Exercise task:
Copy out each line in the material below that has the word "structure".

————————

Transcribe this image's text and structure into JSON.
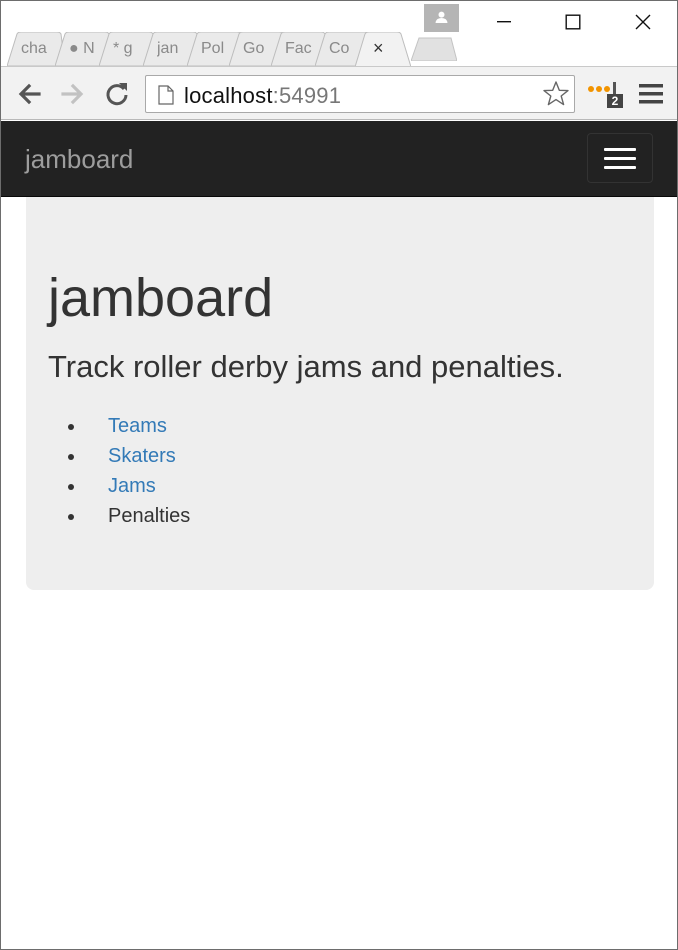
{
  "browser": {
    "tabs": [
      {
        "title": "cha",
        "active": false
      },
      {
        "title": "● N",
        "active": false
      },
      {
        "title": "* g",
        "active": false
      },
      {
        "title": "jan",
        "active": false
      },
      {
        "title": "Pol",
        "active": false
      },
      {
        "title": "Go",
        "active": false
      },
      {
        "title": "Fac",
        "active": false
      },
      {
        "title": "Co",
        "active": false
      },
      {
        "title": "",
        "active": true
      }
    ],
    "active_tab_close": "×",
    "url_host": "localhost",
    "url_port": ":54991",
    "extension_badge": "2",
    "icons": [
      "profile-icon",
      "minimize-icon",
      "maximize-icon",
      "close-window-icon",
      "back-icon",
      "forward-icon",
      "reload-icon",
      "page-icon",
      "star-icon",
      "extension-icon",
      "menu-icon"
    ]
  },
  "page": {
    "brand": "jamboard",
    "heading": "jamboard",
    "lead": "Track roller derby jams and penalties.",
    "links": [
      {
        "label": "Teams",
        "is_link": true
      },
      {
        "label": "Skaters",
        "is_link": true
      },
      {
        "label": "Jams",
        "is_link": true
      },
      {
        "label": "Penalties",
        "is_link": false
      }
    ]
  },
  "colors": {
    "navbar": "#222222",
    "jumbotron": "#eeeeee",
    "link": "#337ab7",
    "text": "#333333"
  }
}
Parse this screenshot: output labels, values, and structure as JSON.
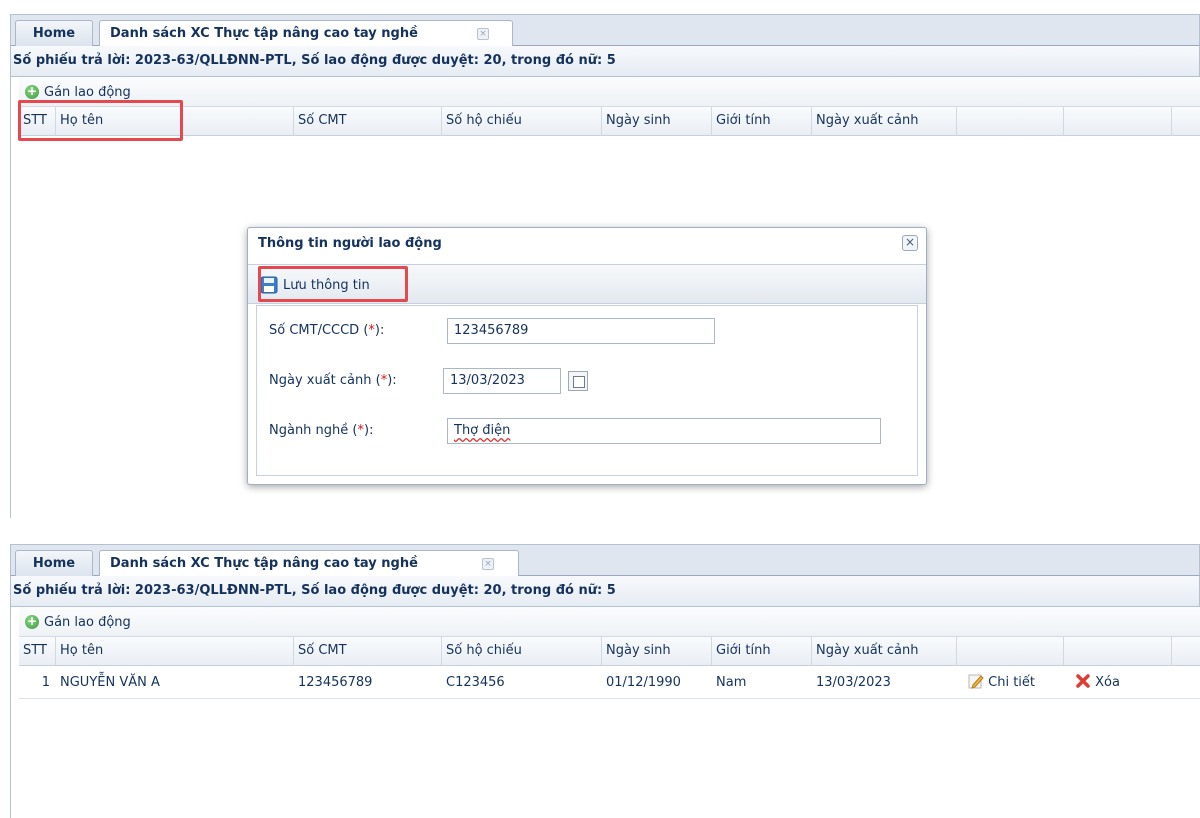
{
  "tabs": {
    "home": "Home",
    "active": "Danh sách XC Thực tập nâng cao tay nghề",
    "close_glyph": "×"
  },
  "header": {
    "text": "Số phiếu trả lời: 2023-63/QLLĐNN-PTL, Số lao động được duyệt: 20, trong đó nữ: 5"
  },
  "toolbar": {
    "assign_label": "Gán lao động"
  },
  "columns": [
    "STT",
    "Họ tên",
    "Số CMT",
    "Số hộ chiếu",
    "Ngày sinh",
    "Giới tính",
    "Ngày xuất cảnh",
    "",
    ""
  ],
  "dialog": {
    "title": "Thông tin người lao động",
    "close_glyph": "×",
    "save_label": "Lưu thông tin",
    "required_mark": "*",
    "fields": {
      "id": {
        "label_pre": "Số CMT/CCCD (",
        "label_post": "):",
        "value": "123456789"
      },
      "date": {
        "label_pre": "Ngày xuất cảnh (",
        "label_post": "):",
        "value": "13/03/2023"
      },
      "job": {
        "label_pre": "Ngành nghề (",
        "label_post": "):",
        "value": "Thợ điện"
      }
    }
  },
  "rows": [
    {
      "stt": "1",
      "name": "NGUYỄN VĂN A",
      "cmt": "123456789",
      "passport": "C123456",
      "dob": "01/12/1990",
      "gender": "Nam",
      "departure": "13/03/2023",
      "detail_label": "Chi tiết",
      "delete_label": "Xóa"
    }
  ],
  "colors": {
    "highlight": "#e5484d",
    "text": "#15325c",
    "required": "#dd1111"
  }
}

————————

Exercise response:
Transcribe this image's text and structure into JSON.
Parse this screenshot: output labels, values, and structure as JSON.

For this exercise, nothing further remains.